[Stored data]
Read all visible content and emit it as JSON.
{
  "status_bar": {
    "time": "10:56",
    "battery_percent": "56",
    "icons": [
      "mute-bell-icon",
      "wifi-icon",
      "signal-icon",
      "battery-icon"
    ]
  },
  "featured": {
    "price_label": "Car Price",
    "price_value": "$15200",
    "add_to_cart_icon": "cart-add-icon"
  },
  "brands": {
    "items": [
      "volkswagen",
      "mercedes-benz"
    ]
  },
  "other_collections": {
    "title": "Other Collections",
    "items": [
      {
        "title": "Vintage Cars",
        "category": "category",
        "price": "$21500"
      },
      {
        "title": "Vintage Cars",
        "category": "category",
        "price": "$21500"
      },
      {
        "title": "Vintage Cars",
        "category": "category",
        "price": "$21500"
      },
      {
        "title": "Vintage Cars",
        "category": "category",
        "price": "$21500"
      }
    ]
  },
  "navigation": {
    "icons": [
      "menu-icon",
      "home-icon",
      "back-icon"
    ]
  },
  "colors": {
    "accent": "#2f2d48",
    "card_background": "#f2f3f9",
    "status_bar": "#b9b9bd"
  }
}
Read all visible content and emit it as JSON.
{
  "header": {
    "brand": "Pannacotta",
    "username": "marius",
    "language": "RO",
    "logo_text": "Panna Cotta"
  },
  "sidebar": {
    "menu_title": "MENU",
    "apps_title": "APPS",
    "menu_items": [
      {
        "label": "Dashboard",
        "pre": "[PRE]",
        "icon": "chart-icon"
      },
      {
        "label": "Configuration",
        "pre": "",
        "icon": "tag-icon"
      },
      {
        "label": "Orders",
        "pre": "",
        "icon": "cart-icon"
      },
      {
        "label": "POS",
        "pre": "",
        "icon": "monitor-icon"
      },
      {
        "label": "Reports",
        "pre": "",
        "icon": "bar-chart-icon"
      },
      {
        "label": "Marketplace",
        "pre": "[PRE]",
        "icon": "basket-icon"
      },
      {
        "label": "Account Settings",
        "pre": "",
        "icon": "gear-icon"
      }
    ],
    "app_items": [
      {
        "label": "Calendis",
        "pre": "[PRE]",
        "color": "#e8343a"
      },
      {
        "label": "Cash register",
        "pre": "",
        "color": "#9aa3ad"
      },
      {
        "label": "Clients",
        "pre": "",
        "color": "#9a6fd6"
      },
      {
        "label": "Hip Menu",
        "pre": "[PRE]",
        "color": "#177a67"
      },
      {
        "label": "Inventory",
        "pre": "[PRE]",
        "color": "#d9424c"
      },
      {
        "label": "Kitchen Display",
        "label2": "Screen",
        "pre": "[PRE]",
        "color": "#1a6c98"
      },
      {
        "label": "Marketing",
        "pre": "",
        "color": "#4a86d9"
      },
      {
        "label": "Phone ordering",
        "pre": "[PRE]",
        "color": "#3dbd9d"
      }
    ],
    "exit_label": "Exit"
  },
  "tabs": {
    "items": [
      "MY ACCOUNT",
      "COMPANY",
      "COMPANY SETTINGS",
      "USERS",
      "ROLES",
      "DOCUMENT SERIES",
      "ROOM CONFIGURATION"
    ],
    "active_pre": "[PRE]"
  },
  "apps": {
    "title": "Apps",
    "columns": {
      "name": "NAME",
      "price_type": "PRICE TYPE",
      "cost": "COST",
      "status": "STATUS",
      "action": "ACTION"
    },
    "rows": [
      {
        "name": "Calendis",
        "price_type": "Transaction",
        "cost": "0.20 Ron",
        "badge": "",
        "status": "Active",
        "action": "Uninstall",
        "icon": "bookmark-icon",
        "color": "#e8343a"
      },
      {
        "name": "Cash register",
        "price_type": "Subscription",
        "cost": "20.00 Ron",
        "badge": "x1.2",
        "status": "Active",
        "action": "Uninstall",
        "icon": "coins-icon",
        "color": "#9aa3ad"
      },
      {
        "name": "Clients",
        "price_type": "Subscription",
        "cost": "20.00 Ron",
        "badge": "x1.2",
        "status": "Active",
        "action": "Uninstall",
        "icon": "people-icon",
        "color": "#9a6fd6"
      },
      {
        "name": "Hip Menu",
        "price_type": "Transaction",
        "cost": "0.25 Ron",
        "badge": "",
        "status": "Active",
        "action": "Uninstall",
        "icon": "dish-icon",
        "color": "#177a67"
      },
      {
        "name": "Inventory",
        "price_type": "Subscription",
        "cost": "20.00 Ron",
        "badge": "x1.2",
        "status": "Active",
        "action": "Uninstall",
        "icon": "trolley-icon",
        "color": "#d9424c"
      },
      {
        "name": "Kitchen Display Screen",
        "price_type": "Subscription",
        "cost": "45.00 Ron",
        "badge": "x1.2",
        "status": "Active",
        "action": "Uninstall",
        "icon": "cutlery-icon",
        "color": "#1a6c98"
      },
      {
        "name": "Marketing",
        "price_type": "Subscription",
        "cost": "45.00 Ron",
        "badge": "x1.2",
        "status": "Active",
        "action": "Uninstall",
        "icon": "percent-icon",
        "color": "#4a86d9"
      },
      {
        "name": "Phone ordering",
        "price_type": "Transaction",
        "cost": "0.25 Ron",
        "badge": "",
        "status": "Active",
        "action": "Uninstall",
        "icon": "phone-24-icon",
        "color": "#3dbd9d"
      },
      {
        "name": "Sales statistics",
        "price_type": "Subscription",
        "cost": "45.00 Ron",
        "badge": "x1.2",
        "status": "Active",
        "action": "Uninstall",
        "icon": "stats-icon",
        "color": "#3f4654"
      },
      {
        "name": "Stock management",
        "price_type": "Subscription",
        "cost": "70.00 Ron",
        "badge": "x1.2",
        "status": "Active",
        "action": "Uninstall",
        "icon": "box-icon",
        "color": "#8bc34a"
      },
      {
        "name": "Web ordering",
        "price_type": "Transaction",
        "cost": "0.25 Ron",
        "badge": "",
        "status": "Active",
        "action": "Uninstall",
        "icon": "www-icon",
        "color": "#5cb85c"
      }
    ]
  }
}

## TASK DETAILS
Extract every line containing the string "register" from the material.

## ANSWER TO THIS TASK
        "label": "Cash register",
        "name": "Cash register",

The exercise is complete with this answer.